[Selected text]

Randolph on Stotko, 'South Africa'

Mary Ann Stotko
Brenda F. Randolph

Mary Ann Stotko. South Africa. Milwaukee: Gareth Stevens Publishing, 2002. 96 pp. $29.26 (cloth), ISBN 978-0-8368-2347-9.

Reviewed by Brenda F. Randolph (Africa Access) Published on H-AfrTeach (November, 2003)

Stotko's South Africa is an adequate though not outstanding country study of South Africa. The text is generally accurate, the colorful photographs chosen well, and the author treats certain controversial topics with aplomb. The discussion on Shaka, the well-known Zulu leader, avoids the sensational treatment seen in many other children's books and the section "Traditional Healers in Modern Society" is also balanced well. The author describes traditional health practitioners as "the backbone of the primary health care system on which many South Africans rely" and she notes their considerable knowledge: "[t]raditional healers are specialists in botany who, with no formal training, possess incredible knowledge of the chemistry and nutritional and medicinal values of hundreds of herbs" (p. 69). Other strengths include the section on ecotourism and sidebars that direct readers to more extensive information within the text.

[/Selected text]
[Records]

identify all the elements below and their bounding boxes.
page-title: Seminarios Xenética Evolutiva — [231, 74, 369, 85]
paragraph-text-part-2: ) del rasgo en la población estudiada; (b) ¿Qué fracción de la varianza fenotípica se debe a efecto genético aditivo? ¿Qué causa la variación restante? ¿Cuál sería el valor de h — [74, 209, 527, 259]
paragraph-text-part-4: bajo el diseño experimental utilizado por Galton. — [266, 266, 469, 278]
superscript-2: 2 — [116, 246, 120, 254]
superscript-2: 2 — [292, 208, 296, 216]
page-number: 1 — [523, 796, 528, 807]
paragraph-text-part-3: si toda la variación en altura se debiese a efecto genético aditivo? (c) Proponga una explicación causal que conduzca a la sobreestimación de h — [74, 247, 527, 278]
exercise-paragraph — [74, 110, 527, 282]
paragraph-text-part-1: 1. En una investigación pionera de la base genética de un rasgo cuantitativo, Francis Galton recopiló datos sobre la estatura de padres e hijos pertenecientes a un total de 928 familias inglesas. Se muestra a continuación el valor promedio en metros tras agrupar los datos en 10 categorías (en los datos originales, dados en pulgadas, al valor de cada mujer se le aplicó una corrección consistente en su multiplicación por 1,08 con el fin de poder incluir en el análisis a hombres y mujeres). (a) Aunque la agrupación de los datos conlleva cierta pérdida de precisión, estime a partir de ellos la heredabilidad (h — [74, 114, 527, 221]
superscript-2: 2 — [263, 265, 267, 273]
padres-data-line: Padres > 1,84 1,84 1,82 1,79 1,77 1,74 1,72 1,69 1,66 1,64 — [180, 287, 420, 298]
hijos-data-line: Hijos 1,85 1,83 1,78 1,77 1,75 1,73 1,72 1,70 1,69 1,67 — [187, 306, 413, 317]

[/Records]

◆ **Instructions**
1 > Answer from the review:
(a) Which publisher issued the book, and in what city?
(b) On what list and in what month and year did the review appear?
(c) What phrase does the author use to describe traditional health practitioners' place in South Africa's primary health care system?
2 > Reproduce the review from "Randolph on Stotko, 'South" up to and including "H-AfrTeach (November, 2003)".
The material can be set aside; nothing here depends on it.

◆ **Solved problems**
1 >
(a) Gareth Stevens Publishing, Milwaukee.
(b) H-AfrTeach, November 2003.
(c) "the backbone of the primary health care system on which many South Africans rely"

2 >
Randolph on Stotko, 'South Africa'

Mary Ann Stotko
Brenda F. Randolph

Mary Ann Stotko. South Africa. Milwaukee: Gareth Stevens Publishing, 2002. 96 pp. $29.26 (cloth), ISBN 978-0-8368-2347-9.

Reviewed by Brenda F. Randolph (Africa Access) Published on H-AfrTeach (November, 2003)